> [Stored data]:
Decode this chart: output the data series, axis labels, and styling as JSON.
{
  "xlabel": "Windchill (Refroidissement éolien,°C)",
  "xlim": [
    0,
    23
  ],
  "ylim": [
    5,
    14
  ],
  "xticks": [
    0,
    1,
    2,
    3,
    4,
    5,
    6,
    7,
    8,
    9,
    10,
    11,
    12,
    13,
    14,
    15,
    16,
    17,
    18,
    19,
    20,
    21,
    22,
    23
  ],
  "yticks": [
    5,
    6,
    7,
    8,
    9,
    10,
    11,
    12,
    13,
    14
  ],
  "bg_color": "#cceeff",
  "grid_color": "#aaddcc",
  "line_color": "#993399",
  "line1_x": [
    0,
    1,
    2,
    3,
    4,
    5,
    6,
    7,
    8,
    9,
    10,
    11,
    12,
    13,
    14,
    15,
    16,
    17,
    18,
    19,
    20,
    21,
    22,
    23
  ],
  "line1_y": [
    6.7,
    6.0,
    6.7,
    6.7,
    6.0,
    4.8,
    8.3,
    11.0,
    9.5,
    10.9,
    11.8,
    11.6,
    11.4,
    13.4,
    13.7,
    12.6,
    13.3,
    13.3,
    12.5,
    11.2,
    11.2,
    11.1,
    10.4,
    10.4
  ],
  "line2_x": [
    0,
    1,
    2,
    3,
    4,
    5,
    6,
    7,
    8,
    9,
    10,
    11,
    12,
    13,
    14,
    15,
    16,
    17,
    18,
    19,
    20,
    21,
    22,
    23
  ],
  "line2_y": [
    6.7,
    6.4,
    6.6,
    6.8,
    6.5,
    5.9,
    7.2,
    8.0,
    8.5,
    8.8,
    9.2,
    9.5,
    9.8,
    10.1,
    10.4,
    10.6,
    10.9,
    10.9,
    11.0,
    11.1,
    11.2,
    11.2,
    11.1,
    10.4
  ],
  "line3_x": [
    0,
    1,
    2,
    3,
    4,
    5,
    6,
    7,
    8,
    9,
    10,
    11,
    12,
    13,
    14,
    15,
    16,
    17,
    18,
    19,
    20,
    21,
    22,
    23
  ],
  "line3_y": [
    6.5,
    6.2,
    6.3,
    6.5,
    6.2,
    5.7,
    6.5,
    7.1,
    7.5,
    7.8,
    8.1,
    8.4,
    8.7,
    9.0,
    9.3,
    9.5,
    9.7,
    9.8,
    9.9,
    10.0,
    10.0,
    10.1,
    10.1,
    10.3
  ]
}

> [Written request]: Using the data above, output each line exactly.

> [Solution to this problem]:
Decode this chart: output the data series, axis labels, and styling as JSON.
{
  "xlabel": "Windchill (Refroidissement éolien,°C)",
  "xlim": [
    0,
    23
  ],
  "ylim": [
    5,
    14
  ],
  "xticks": [
    0,
    1,
    2,
    3,
    4,
    5,
    6,
    7,
    8,
    9,
    10,
    11,
    12,
    13,
    14,
    15,
    16,
    17,
    18,
    19,
    20,
    21,
    22,
    23
  ],
  "yticks": [
    5,
    6,
    7,
    8,
    9,
    10,
    11,
    12,
    13,
    14
  ],
  "bg_color": "#cceeff",
  "grid_color": "#aaddcc",
  "line_color": "#993399",
  "line1_x": [
    0,
    1,
    2,
    3,
    4,
    5,
    6,
    7,
    8,
    9,
    10,
    11,
    12,
    13,
    14,
    15,
    16,
    17,
    18,
    19,
    20,
    21,
    22,
    23
  ],
  "line1_y": [
    6.7,
    6.0,
    6.7,
    6.7,
    6.0,
    4.8,
    8.3,
    11.0,
    9.5,
    10.9,
    11.8,
    11.6,
    11.4,
    13.4,
    13.7,
    12.6,
    13.3,
    13.3,
    12.5,
    11.2,
    11.2,
    11.1,
    10.4,
    10.4
  ],
  "line2_x": [
    0,
    1,
    2,
    3,
    4,
    5,
    6,
    7,
    8,
    9,
    10,
    11,
    12,
    13,
    14,
    15,
    16,
    17,
    18,
    19,
    20,
    21,
    22,
    23
  ],
  "line2_y": [
    6.7,
    6.4,
    6.6,
    6.8,
    6.5,
    5.9,
    7.2,
    8.0,
    8.5,
    8.8,
    9.2,
    9.5,
    9.8,
    10.1,
    10.4,
    10.6,
    10.9,
    10.9,
    11.0,
    11.1,
    11.2,
    11.2,
    11.1,
    10.4
  ],
  "line3_x": [
    0,
    1,
    2,
    3,
    4,
    5,
    6,
    7,
    8,
    9,
    10,
    11,
    12,
    13,
    14,
    15,
    16,
    17,
    18,
    19,
    20,
    21,
    22,
    23
  ],
  "line3_y": [
    6.5,
    6.2,
    6.3,
    6.5,
    6.2,
    5.7,
    6.5,
    7.1,
    7.5,
    7.8,
    8.1,
    8.4,
    8.7,
    9.0,
    9.3,
    9.5,
    9.7,
    9.8,
    9.9,
    10.0,
    10.0,
    10.1,
    10.1,
    10.3
  ]
}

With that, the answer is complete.